Problem statement> Transcribe every record that appears below, exactly and in full.

------------------------------------------------

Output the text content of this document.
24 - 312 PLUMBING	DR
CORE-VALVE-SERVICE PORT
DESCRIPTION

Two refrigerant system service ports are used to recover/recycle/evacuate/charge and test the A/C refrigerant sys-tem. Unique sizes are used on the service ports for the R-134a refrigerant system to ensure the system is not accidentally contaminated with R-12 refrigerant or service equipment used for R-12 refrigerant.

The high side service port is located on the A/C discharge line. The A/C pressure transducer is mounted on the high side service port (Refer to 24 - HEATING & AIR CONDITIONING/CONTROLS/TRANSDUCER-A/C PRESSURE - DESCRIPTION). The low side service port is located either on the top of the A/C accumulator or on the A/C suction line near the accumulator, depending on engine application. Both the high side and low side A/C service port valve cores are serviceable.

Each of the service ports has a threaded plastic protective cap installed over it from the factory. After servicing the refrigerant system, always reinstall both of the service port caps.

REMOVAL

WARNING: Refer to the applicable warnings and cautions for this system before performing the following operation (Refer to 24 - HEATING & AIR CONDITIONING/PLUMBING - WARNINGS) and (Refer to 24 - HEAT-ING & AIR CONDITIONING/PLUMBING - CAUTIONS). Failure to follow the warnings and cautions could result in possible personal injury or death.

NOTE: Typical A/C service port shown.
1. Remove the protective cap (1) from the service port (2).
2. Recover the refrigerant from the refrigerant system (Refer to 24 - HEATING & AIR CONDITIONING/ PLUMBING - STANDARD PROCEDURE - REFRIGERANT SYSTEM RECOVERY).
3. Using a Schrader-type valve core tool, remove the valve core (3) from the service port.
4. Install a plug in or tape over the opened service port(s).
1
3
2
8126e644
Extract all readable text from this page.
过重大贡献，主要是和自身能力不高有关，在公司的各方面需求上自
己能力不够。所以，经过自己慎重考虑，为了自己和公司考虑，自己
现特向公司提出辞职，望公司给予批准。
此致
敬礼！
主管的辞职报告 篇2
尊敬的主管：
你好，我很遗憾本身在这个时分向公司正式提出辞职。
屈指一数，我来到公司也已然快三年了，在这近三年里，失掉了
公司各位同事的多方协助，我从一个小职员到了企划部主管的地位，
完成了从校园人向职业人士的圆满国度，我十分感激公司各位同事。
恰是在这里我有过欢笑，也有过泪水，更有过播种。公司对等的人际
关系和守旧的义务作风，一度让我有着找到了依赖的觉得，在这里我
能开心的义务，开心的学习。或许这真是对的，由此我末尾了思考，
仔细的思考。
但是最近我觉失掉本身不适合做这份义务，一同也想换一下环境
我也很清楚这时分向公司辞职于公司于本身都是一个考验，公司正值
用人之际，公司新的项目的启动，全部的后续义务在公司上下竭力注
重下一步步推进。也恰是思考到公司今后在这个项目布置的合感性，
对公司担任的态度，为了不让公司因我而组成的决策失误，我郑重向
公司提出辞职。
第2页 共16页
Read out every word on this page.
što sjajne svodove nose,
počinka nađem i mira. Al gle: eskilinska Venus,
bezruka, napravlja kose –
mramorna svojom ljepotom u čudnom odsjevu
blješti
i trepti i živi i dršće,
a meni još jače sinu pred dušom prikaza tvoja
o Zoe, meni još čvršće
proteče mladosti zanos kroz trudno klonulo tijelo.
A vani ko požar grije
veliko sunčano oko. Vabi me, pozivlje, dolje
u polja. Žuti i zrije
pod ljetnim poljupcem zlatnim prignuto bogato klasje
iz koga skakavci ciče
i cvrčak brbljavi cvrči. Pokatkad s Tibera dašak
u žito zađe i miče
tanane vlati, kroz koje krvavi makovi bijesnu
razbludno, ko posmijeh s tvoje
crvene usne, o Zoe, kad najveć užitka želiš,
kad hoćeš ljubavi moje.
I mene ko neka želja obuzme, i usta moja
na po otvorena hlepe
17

------------------------------------------------

Expected output>
Output the text content of this document.
24 - 312 PLUMBING	DR
CORE-VALVE-SERVICE PORT
DESCRIPTION

Two refrigerant system service ports are used to recover/recycle/evacuate/charge and test the A/C refrigerant sys-tem. Unique sizes are used on the service ports for the R-134a refrigerant system to ensure the system is not accidentally contaminated with R-12 refrigerant or service equipment used for R-12 refrigerant.

The high side service port is located on the A/C discharge line. The A/C pressure transducer is mounted on the high side service port (Refer to 24 - HEATING & AIR CONDITIONING/CONTROLS/TRANSDUCER-A/C PRESSURE - DESCRIPTION). The low side service port is located either on the top of the A/C accumulator or on the A/C suction line near the accumulator, depending on engine application. Both the high side and low side A/C service port valve cores are serviceable.

Each of the service ports has a threaded plastic protective cap installed over it from the factory. After servicing the refrigerant system, always reinstall both of the service port caps.

REMOVAL

WARNING: Refer to the applicable warnings and cautions for this system before performing the following operation (Refer to 24 - HEATING & AIR CONDITIONING/PLUMBING - WARNINGS) and (Refer to 24 - HEAT-ING & AIR CONDITIONING/PLUMBING - CAUTIONS). Failure to follow the warnings and cautions could result in possible personal injury or death.

NOTE: Typical A/C service port shown.
1. Remove the protective cap (1) from the service port (2).
2. Recover the refrigerant from the refrigerant system (Refer to 24 - HEATING & AIR CONDITIONING/ PLUMBING - STANDARD PROCEDURE - REFRIGERANT SYSTEM RECOVERY).
3. Using a Schrader-type valve core tool, remove the valve core (3) from the service port.
4. Install a plug in or tape over the opened service port(s).
1
3
2
8126e644
Extract all readable text from this page.
过重大贡献，主要是和自身能力不高有关，在公司的各方面需求上自
己能力不够。所以，经过自己慎重考虑，为了自己和公司考虑，自己
现特向公司提出辞职，望公司给予批准。
此致
敬礼！
主管的辞职报告 篇2
尊敬的主管：
你好，我很遗憾本身在这个时分向公司正式提出辞职。
屈指一数，我来到公司也已然快三年了，在这近三年里，失掉了
公司各位同事的多方协助，我从一个小职员到了企划部主管的地位，
完成了从校园人向职业人士的圆满国度，我十分感激公司各位同事。
恰是在这里我有过欢笑，也有过泪水，更有过播种。公司对等的人际
关系和守旧的义务作风，一度让我有着找到了依赖的觉得，在这里我
能开心的义务，开心的学习。或许这真是对的，由此我末尾了思考，
仔细的思考。
但是最近我觉失掉本身不适合做这份义务，一同也想换一下环境
我也很清楚这时分向公司辞职于公司于本身都是一个考验，公司正值
用人之际，公司新的项目的启动，全部的后续义务在公司上下竭力注
重下一步步推进。也恰是思考到公司今后在这个项目布置的合感性，
对公司担任的态度，为了不让公司因我而组成的决策失误，我郑重向
公司提出辞职。
第2页 共16页
Read out every word on this page.
što sjajne svodove nose,
počinka nađem i mira. Al gle: eskilinska Venus,
bezruka, napravlja kose –
mramorna svojom ljepotom u čudnom odsjevu
blješti
i trepti i živi i dršće,
a meni još jače sinu pred dušom prikaza tvoja
o Zoe, meni još čvršće
proteče mladosti zanos kroz trudno klonulo tijelo.
A vani ko požar grije
veliko sunčano oko. Vabi me, pozivlje, dolje
u polja. Žuti i zrije
pod ljetnim poljupcem zlatnim prignuto bogato klasje
iz koga skakavci ciče
i cvrčak brbljavi cvrči. Pokatkad s Tibera dašak
u žito zađe i miče
tanane vlati, kroz koje krvavi makovi bijesnu
razbludno, ko posmijeh s tvoje
crvene usne, o Zoe, kad najveć užitka želiš,
kad hoćeš ljubavi moje.
I mene ko neka želja obuzme, i usta moja
na po otvorena hlepe
17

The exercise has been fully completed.